**Stored items from a collection**
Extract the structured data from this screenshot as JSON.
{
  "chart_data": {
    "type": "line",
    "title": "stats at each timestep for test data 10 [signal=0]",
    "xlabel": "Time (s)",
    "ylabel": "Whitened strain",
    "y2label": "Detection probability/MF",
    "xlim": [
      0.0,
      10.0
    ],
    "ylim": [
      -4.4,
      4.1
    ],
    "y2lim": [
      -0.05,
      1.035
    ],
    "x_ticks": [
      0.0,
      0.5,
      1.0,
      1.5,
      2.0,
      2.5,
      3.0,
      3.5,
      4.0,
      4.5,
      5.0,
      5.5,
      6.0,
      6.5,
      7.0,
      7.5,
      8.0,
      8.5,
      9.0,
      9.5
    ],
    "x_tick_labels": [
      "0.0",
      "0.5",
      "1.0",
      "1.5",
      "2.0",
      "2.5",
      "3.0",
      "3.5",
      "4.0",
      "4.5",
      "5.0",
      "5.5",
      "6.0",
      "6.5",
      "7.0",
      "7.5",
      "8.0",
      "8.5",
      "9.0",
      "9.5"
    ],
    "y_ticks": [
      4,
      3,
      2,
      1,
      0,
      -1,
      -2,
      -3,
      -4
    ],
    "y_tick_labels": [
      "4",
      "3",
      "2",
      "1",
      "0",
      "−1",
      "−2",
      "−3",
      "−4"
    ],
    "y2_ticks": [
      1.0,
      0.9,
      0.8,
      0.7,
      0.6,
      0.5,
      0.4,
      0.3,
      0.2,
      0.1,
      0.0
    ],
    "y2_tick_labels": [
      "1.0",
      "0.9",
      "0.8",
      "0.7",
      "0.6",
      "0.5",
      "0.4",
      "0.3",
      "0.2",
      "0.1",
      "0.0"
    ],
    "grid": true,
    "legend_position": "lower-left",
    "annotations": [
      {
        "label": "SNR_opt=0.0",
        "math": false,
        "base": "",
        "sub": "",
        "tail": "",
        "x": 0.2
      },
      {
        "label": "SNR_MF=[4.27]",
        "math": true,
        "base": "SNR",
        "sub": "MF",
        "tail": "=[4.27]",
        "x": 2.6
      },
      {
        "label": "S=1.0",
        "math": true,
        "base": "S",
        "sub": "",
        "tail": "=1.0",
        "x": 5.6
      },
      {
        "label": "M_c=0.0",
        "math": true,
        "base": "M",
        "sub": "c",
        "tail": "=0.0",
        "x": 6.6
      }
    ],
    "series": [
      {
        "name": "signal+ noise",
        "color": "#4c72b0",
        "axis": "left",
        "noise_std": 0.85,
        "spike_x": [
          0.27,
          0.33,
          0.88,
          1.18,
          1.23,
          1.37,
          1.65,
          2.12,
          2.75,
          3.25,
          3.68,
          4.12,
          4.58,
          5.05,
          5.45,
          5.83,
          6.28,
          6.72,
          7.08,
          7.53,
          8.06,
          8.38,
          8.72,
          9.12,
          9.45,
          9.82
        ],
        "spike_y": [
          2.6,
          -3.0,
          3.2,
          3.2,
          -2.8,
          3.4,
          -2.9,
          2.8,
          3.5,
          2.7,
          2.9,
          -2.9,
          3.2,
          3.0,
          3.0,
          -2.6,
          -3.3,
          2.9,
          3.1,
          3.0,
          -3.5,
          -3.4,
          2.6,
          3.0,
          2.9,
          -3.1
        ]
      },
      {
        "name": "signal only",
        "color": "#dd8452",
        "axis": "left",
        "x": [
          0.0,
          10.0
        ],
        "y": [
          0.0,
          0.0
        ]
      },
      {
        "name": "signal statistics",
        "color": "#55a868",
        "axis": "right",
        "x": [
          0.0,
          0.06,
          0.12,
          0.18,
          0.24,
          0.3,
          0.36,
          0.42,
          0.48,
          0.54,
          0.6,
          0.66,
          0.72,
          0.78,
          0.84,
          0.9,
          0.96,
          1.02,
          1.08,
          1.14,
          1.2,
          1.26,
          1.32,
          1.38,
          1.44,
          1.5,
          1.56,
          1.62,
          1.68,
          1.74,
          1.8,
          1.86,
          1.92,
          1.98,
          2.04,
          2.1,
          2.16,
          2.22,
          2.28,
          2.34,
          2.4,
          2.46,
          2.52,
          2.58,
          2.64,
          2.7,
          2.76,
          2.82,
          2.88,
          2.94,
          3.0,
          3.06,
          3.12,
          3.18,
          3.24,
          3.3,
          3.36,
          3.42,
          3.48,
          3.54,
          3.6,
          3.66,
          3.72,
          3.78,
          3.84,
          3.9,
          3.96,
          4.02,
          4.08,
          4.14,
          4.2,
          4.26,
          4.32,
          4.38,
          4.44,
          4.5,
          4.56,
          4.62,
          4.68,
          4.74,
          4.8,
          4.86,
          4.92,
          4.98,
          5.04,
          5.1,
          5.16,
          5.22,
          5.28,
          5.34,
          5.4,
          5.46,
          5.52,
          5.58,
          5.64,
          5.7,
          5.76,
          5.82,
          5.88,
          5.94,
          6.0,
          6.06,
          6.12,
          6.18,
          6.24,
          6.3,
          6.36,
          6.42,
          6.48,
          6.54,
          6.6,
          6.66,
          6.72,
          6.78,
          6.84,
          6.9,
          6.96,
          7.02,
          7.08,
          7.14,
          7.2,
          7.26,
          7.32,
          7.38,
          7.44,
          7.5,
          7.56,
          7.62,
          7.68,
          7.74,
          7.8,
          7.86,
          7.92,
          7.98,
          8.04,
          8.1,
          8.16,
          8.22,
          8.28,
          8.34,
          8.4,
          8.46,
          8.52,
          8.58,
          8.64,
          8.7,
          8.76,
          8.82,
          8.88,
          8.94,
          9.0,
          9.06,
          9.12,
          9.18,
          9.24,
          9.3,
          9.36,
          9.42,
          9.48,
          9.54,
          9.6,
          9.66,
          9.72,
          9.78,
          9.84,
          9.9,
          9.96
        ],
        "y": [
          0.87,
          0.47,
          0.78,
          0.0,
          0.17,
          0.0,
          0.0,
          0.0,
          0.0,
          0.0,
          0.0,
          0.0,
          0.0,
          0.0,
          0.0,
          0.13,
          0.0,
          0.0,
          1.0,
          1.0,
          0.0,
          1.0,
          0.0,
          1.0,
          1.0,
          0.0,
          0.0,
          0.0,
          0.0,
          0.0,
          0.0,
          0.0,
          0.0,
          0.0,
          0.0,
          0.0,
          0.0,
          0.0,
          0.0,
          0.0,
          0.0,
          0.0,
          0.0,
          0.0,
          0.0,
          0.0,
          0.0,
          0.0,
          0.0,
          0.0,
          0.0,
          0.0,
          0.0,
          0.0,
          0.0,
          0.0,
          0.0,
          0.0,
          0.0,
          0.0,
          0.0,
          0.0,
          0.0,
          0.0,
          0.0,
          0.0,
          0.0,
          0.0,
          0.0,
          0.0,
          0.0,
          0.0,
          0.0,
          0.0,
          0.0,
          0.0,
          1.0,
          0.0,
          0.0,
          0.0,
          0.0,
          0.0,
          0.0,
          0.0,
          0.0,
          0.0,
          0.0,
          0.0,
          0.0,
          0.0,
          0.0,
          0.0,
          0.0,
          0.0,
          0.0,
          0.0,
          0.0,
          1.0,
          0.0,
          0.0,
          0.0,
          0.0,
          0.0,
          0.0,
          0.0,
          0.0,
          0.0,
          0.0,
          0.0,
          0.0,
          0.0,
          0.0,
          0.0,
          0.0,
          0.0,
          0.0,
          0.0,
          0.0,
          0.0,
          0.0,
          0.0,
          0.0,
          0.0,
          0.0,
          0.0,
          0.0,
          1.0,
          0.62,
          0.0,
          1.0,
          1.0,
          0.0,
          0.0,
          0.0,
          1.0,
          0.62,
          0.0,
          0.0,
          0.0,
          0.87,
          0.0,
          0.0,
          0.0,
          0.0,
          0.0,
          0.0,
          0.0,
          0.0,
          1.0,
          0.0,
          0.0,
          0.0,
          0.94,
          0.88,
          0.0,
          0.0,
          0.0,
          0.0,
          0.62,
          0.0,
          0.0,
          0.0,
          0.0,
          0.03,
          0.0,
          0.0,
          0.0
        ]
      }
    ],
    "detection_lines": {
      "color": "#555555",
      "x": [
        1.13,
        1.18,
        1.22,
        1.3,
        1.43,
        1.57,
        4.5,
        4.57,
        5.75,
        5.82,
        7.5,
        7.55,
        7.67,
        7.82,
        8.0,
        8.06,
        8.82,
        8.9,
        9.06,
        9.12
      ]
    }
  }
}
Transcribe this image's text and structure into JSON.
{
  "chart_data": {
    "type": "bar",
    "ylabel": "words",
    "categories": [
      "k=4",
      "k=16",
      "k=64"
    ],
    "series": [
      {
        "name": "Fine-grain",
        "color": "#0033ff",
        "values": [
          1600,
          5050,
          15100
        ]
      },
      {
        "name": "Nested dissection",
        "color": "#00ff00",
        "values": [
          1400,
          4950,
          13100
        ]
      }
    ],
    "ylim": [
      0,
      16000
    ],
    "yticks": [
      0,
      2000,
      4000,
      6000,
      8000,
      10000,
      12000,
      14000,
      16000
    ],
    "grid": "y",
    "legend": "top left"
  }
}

**What you have to do**
Check each line of the data above for the word "name" and say how many lines have it. Give the number alone.

**Solution**
5